→ **Input for this task**:

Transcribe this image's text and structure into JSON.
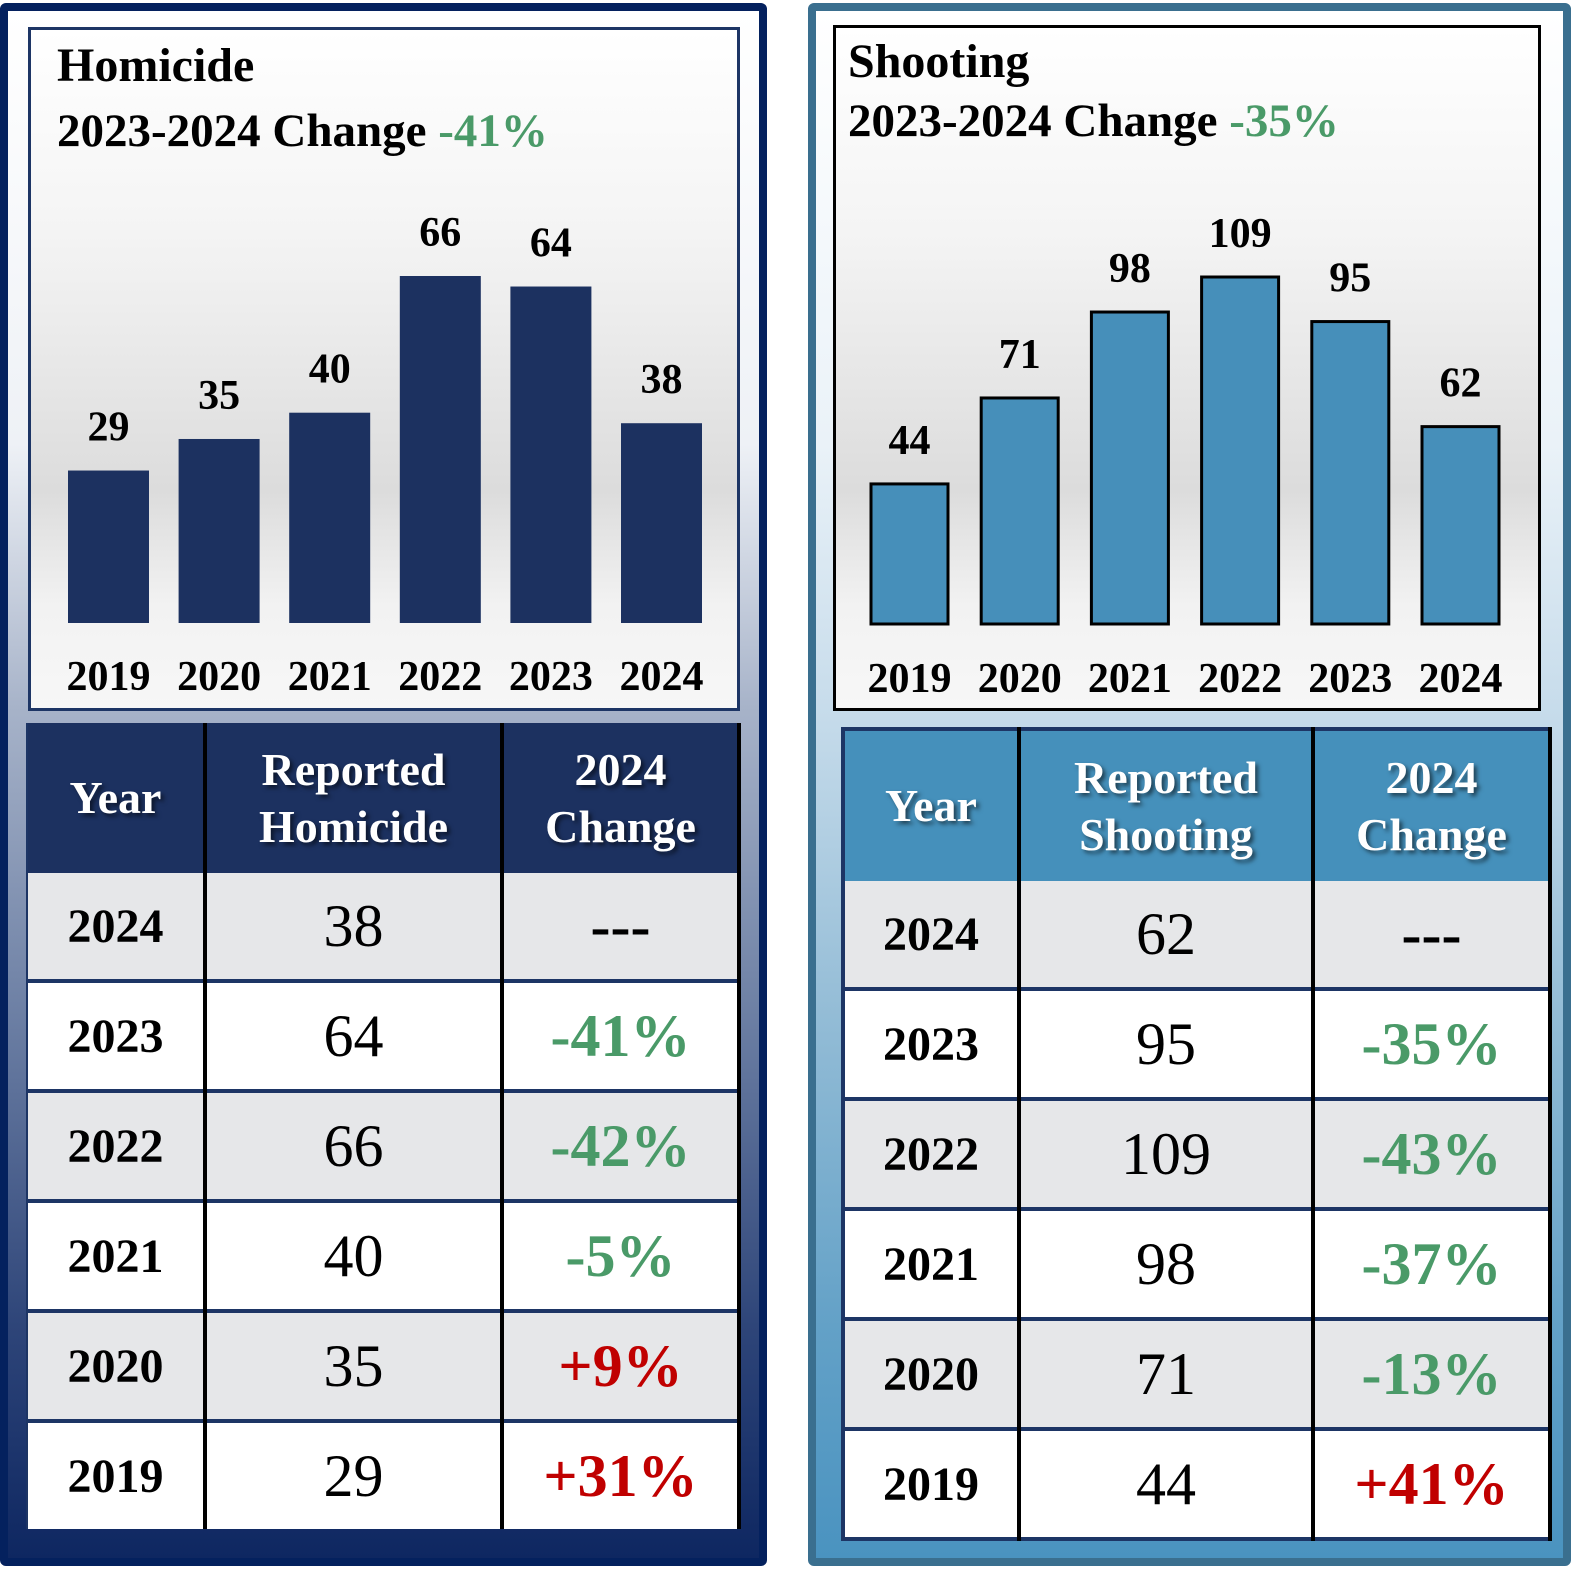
{
  "panels": [
    {
      "id": "homicide",
      "title": "Homicide",
      "subtitle_prefix": "2023-2024 Change",
      "subtitle_pct": "-41%",
      "table": {
        "headers": [
          "Year",
          "Reported Homicide",
          "2024 Change"
        ],
        "header_lines": [
          [
            "Year"
          ],
          [
            "Reported",
            "Homicide"
          ],
          [
            "2024",
            "Change"
          ]
        ],
        "rows": [
          {
            "year": "2024",
            "count": "38",
            "change": "---",
            "dir": "none"
          },
          {
            "year": "2023",
            "count": "64",
            "change": "-41%",
            "dir": "neg"
          },
          {
            "year": "2022",
            "count": "66",
            "change": "-42%",
            "dir": "neg"
          },
          {
            "year": "2021",
            "count": "40",
            "change": "-5%",
            "dir": "neg"
          },
          {
            "year": "2020",
            "count": "35",
            "change": "+9%",
            "dir": "pos"
          },
          {
            "year": "2019",
            "count": "29",
            "change": "+31%",
            "dir": "pos"
          }
        ]
      }
    },
    {
      "id": "shooting",
      "title": "Shooting",
      "subtitle_prefix": "2023-2024 Change",
      "subtitle_pct": "-35%",
      "table": {
        "headers": [
          "Year",
          "Reported Shooting",
          "2024 Change"
        ],
        "header_lines": [
          [
            "Year"
          ],
          [
            "Reported",
            "Shooting"
          ],
          [
            "2024",
            "Change"
          ]
        ],
        "rows": [
          {
            "year": "2024",
            "count": "62",
            "change": "---",
            "dir": "none"
          },
          {
            "year": "2023",
            "count": "95",
            "change": "-35%",
            "dir": "neg"
          },
          {
            "year": "2022",
            "count": "109",
            "change": "-43%",
            "dir": "neg"
          },
          {
            "year": "2021",
            "count": "98",
            "change": "-37%",
            "dir": "neg"
          },
          {
            "year": "2020",
            "count": "71",
            "change": "-13%",
            "dir": "neg"
          },
          {
            "year": "2019",
            "count": "44",
            "change": "+41%",
            "dir": "pos"
          }
        ]
      }
    }
  ],
  "colors": {
    "homicide_bar": "#1c3160",
    "shooting_bar": "#468fba",
    "decrease": "#4a9a68",
    "increase": "#c00000"
  },
  "chart_data": [
    {
      "type": "bar",
      "title": "Homicide",
      "subtitle": "2023-2024 Change -41%",
      "categories": [
        "2019",
        "2020",
        "2021",
        "2022",
        "2023",
        "2024"
      ],
      "values": [
        29,
        35,
        40,
        66,
        64,
        38
      ],
      "data_labels": true,
      "xlabel": "",
      "ylabel": "",
      "ylim": [
        0,
        66
      ],
      "grid": false,
      "legend": "none"
    },
    {
      "type": "bar",
      "title": "Shooting",
      "subtitle": "2023-2024 Change -35%",
      "categories": [
        "2019",
        "2020",
        "2021",
        "2022",
        "2023",
        "2024"
      ],
      "values": [
        44,
        71,
        98,
        109,
        95,
        62
      ],
      "data_labels": true,
      "xlabel": "",
      "ylabel": "",
      "ylim": [
        0,
        109
      ],
      "grid": false,
      "legend": "none"
    }
  ]
}
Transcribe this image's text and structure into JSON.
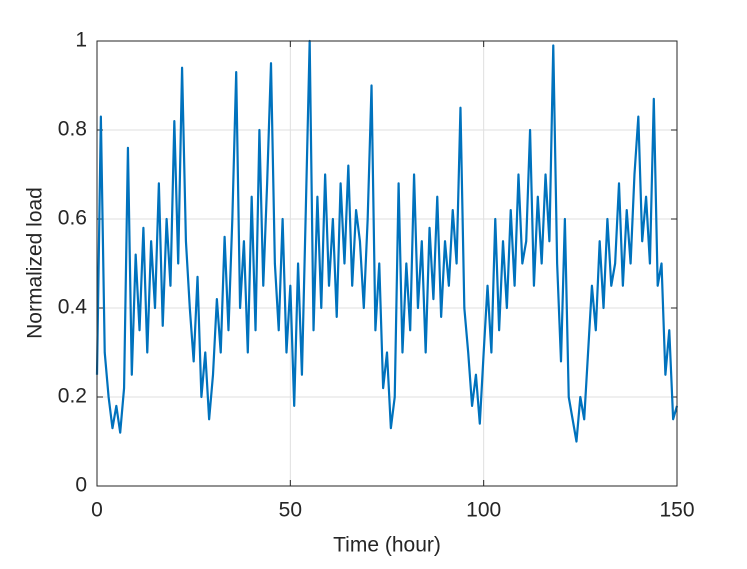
{
  "chart_data": {
    "type": "line",
    "x_label": "Time (hour)",
    "y_label": "Normalized load",
    "x": [
      0,
      1,
      2,
      3,
      4,
      5,
      6,
      7,
      8,
      9,
      10,
      11,
      12,
      13,
      14,
      15,
      16,
      17,
      18,
      19,
      20,
      21,
      22,
      23,
      24,
      25,
      26,
      27,
      28,
      29,
      30,
      31,
      32,
      33,
      34,
      35,
      36,
      37,
      38,
      39,
      40,
      41,
      42,
      43,
      44,
      45,
      46,
      47,
      48,
      49,
      50,
      51,
      52,
      53,
      54,
      55,
      56,
      57,
      58,
      59,
      60,
      61,
      62,
      63,
      64,
      65,
      66,
      67,
      68,
      69,
      70,
      71,
      72,
      73,
      74,
      75,
      76,
      77,
      78,
      79,
      80,
      81,
      82,
      83,
      84,
      85,
      86,
      87,
      88,
      89,
      90,
      91,
      92,
      93,
      94,
      95,
      96,
      97,
      98,
      99,
      100,
      101,
      102,
      103,
      104,
      105,
      106,
      107,
      108,
      109,
      110,
      111,
      112,
      113,
      114,
      115,
      116,
      117,
      118,
      119,
      120,
      121,
      122,
      123,
      124,
      125,
      126,
      127,
      128,
      129,
      130,
      131,
      132,
      133,
      134,
      135,
      136,
      137,
      138,
      139,
      140,
      141,
      142,
      143,
      144,
      145,
      146,
      147,
      148,
      149,
      150
    ],
    "series": [
      {
        "name": "Normalized load",
        "color": "#0072bd",
        "values": [
          0.25,
          0.83,
          0.3,
          0.2,
          0.13,
          0.18,
          0.12,
          0.22,
          0.76,
          0.25,
          0.52,
          0.35,
          0.58,
          0.3,
          0.55,
          0.4,
          0.68,
          0.36,
          0.6,
          0.45,
          0.82,
          0.5,
          0.94,
          0.55,
          0.4,
          0.28,
          0.47,
          0.2,
          0.3,
          0.15,
          0.25,
          0.42,
          0.3,
          0.56,
          0.35,
          0.6,
          0.93,
          0.4,
          0.55,
          0.3,
          0.65,
          0.35,
          0.8,
          0.45,
          0.68,
          0.95,
          0.5,
          0.35,
          0.6,
          0.3,
          0.45,
          0.18,
          0.5,
          0.25,
          0.62,
          1.0,
          0.35,
          0.65,
          0.4,
          0.7,
          0.45,
          0.6,
          0.38,
          0.68,
          0.5,
          0.72,
          0.45,
          0.62,
          0.55,
          0.4,
          0.6,
          0.9,
          0.35,
          0.5,
          0.22,
          0.3,
          0.13,
          0.2,
          0.68,
          0.3,
          0.5,
          0.35,
          0.7,
          0.4,
          0.55,
          0.3,
          0.58,
          0.42,
          0.65,
          0.38,
          0.55,
          0.45,
          0.62,
          0.5,
          0.85,
          0.4,
          0.3,
          0.18,
          0.25,
          0.14,
          0.3,
          0.45,
          0.3,
          0.6,
          0.35,
          0.55,
          0.4,
          0.62,
          0.45,
          0.7,
          0.5,
          0.55,
          0.8,
          0.45,
          0.65,
          0.5,
          0.7,
          0.55,
          0.99,
          0.5,
          0.28,
          0.6,
          0.2,
          0.15,
          0.1,
          0.2,
          0.15,
          0.3,
          0.45,
          0.35,
          0.55,
          0.4,
          0.6,
          0.45,
          0.5,
          0.68,
          0.45,
          0.62,
          0.5,
          0.7,
          0.83,
          0.55,
          0.65,
          0.5,
          0.87,
          0.45,
          0.5,
          0.25,
          0.35,
          0.15,
          0.18
        ]
      }
    ],
    "xlim": [
      0,
      150
    ],
    "xticks": [
      0,
      50,
      100,
      150
    ],
    "ylim": [
      0,
      1
    ],
    "yticks": [
      0,
      0.2,
      0.4,
      0.6,
      0.8,
      1
    ],
    "grid": true
  }
}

→ **Stated goal**: Leave out the pictures and give the listing above again exactly.

→ **Exercise answer**:
Transcribe this image's text and structure into JSON.
{
  "panels": [
    {
      "id": "homicide",
      "title": "Homicide",
      "subtitle_prefix": "2023-2024 Change",
      "subtitle_pct": "-41%",
      "table": {
        "headers": [
          "Year",
          "Reported Homicide",
          "2024 Change"
        ],
        "header_lines": [
          [
            "Year"
          ],
          [
            "Reported",
            "Homicide"
          ],
          [
            "2024",
            "Change"
          ]
        ],
        "rows": [
          {
            "year": "2024",
            "count": "38",
            "change": "---",
            "dir": "none"
          },
          {
            "year": "2023",
            "count": "64",
            "change": "-41%",
            "dir": "neg"
          },
          {
            "year": "2022",
            "count": "66",
            "change": "-42%",
            "dir": "neg"
          },
          {
            "year": "2021",
            "count": "40",
            "change": "-5%",
            "dir": "neg"
          },
          {
            "year": "2020",
            "count": "35",
            "change": "+9%",
            "dir": "pos"
          },
          {
            "year": "2019",
            "count": "29",
            "change": "+31%",
            "dir": "pos"
          }
        ]
      }
    },
    {
      "id": "shooting",
      "title": "Shooting",
      "subtitle_prefix": "2023-2024 Change",
      "subtitle_pct": "-35%",
      "table": {
        "headers": [
          "Year",
          "Reported Shooting",
          "2024 Change"
        ],
        "header_lines": [
          [
            "Year"
          ],
          [
            "Reported",
            "Shooting"
          ],
          [
            "2024",
            "Change"
          ]
        ],
        "rows": [
          {
            "year": "2024",
            "count": "62",
            "change": "---",
            "dir": "none"
          },
          {
            "year": "2023",
            "count": "95",
            "change": "-35%",
            "dir": "neg"
          },
          {
            "year": "2022",
            "count": "109",
            "change": "-43%",
            "dir": "neg"
          },
          {
            "year": "2021",
            "count": "98",
            "change": "-37%",
            "dir": "neg"
          },
          {
            "year": "2020",
            "count": "71",
            "change": "-13%",
            "dir": "neg"
          },
          {
            "year": "2019",
            "count": "44",
            "change": "+41%",
            "dir": "pos"
          }
        ]
      }
    }
  ],
  "colors": {
    "homicide_bar": "#1c3160",
    "shooting_bar": "#468fba",
    "decrease": "#4a9a68",
    "increase": "#c00000"
  },
  "chart_data": [
    {
      "type": "bar",
      "title": "Homicide",
      "subtitle": "2023-2024 Change -41%",
      "categories": [
        "2019",
        "2020",
        "2021",
        "2022",
        "2023",
        "2024"
      ],
      "values": [
        29,
        35,
        40,
        66,
        64,
        38
      ],
      "data_labels": true,
      "xlabel": "",
      "ylabel": "",
      "ylim": [
        0,
        66
      ],
      "grid": false,
      "legend": "none"
    },
    {
      "type": "bar",
      "title": "Shooting",
      "subtitle": "2023-2024 Change -35%",
      "categories": [
        "2019",
        "2020",
        "2021",
        "2022",
        "2023",
        "2024"
      ],
      "values": [
        44,
        71,
        98,
        109,
        95,
        62
      ],
      "data_labels": true,
      "xlabel": "",
      "ylabel": "",
      "ylim": [
        0,
        109
      ],
      "grid": false,
      "legend": "none"
    }
  ]
}
Transcribe this image's text and structure into JSON.
{
  "chart_data": {
    "type": "line",
    "x_label": "Time (hour)",
    "y_label": "Normalized load",
    "x": [
      0,
      1,
      2,
      3,
      4,
      5,
      6,
      7,
      8,
      9,
      10,
      11,
      12,
      13,
      14,
      15,
      16,
      17,
      18,
      19,
      20,
      21,
      22,
      23,
      24,
      25,
      26,
      27,
      28,
      29,
      30,
      31,
      32,
      33,
      34,
      35,
      36,
      37,
      38,
      39,
      40,
      41,
      42,
      43,
      44,
      45,
      46,
      47,
      48,
      49,
      50,
      51,
      52,
      53,
      54,
      55,
      56,
      57,
      58,
      59,
      60,
      61,
      62,
      63,
      64,
      65,
      66,
      67,
      68,
      69,
      70,
      71,
      72,
      73,
      74,
      75,
      76,
      77,
      78,
      79,
      80,
      81,
      82,
      83,
      84,
      85,
      86,
      87,
      88,
      89,
      90,
      91,
      92,
      93,
      94,
      95,
      96,
      97,
      98,
      99,
      100,
      101,
      102,
      103,
      104,
      105,
      106,
      107,
      108,
      109,
      110,
      111,
      112,
      113,
      114,
      115,
      116,
      117,
      118,
      119,
      120,
      121,
      122,
      123,
      124,
      125,
      126,
      127,
      128,
      129,
      130,
      131,
      132,
      133,
      134,
      135,
      136,
      137,
      138,
      139,
      140,
      141,
      142,
      143,
      144,
      145,
      146,
      147,
      148,
      149,
      150
    ],
    "series": [
      {
        "name": "Normalized load",
        "color": "#0072bd",
        "values": [
          0.25,
          0.83,
          0.3,
          0.2,
          0.13,
          0.18,
          0.12,
          0.22,
          0.76,
          0.25,
          0.52,
          0.35,
          0.58,
          0.3,
          0.55,
          0.4,
          0.68,
          0.36,
          0.6,
          0.45,
          0.82,
          0.5,
          0.94,
          0.55,
          0.4,
          0.28,
          0.47,
          0.2,
          0.3,
          0.15,
          0.25,
          0.42,
          0.3,
          0.56,
          0.35,
          0.6,
          0.93,
          0.4,
          0.55,
          0.3,
          0.65,
          0.35,
          0.8,
          0.45,
          0.68,
          0.95,
          0.5,
          0.35,
          0.6,
          0.3,
          0.45,
          0.18,
          0.5,
          0.25,
          0.62,
          1.0,
          0.35,
          0.65,
          0.4,
          0.7,
          0.45,
          0.6,
          0.38,
          0.68,
          0.5,
          0.72,
          0.45,
          0.62,
          0.55,
          0.4,
          0.6,
          0.9,
          0.35,
          0.5,
          0.22,
          0.3,
          0.13,
          0.2,
          0.68,
          0.3,
          0.5,
          0.35,
          0.7,
          0.4,
          0.55,
          0.3,
          0.58,
          0.42,
          0.65,
          0.38,
          0.55,
          0.45,
          0.62,
          0.5,
          0.85,
          0.4,
          0.3,
          0.18,
          0.25,
          0.14,
          0.3,
          0.45,
          0.3,
          0.6,
          0.35,
          0.55,
          0.4,
          0.62,
          0.45,
          0.7,
          0.5,
          0.55,
          0.8,
          0.45,
          0.65,
          0.5,
          0.7,
          0.55,
          0.99,
          0.5,
          0.28,
          0.6,
          0.2,
          0.15,
          0.1,
          0.2,
          0.15,
          0.3,
          0.45,
          0.35,
          0.55,
          0.4,
          0.6,
          0.45,
          0.5,
          0.68,
          0.45,
          0.62,
          0.5,
          0.7,
          0.83,
          0.55,
          0.65,
          0.5,
          0.87,
          0.45,
          0.5,
          0.25,
          0.35,
          0.15,
          0.18
        ]
      }
    ],
    "xlim": [
      0,
      150
    ],
    "xticks": [
      0,
      50,
      100,
      150
    ],
    "ylim": [
      0,
      1
    ],
    "yticks": [
      0,
      0.2,
      0.4,
      0.6,
      0.8,
      1
    ],
    "grid": true
  }
}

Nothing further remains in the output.